▶ Exercise requirements: Find each line with the string "demand" and copy it.

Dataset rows
— START —

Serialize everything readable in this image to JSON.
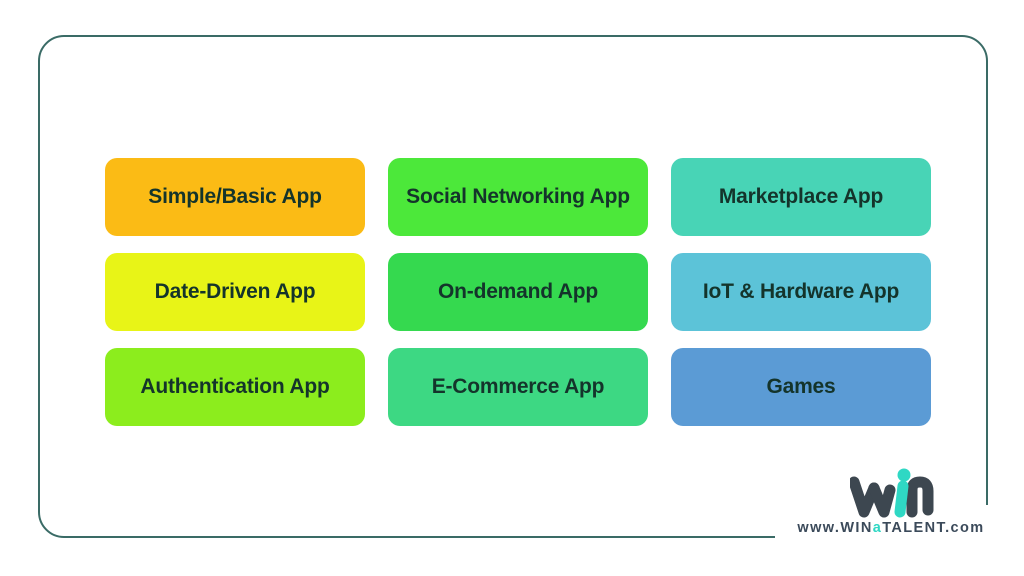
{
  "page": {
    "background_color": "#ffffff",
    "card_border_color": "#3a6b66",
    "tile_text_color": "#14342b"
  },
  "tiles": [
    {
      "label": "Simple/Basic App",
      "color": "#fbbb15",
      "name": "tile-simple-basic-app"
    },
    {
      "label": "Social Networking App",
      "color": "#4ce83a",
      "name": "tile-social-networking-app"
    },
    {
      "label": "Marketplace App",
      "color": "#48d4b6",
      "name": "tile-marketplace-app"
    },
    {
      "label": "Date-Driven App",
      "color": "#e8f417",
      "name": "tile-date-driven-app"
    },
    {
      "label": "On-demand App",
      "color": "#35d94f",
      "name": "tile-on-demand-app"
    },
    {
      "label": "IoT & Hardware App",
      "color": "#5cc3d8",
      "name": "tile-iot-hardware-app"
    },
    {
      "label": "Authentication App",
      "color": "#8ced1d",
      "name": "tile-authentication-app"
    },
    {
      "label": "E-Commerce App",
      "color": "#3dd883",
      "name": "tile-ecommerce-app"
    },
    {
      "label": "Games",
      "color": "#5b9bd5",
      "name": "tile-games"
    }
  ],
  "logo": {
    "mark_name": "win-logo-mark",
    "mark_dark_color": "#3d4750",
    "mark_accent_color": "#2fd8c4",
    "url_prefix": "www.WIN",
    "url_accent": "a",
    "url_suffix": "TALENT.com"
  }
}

— END —

▶ Answer to the task:
      "label": "On-demand App",
      "name": "tile-on-demand-app"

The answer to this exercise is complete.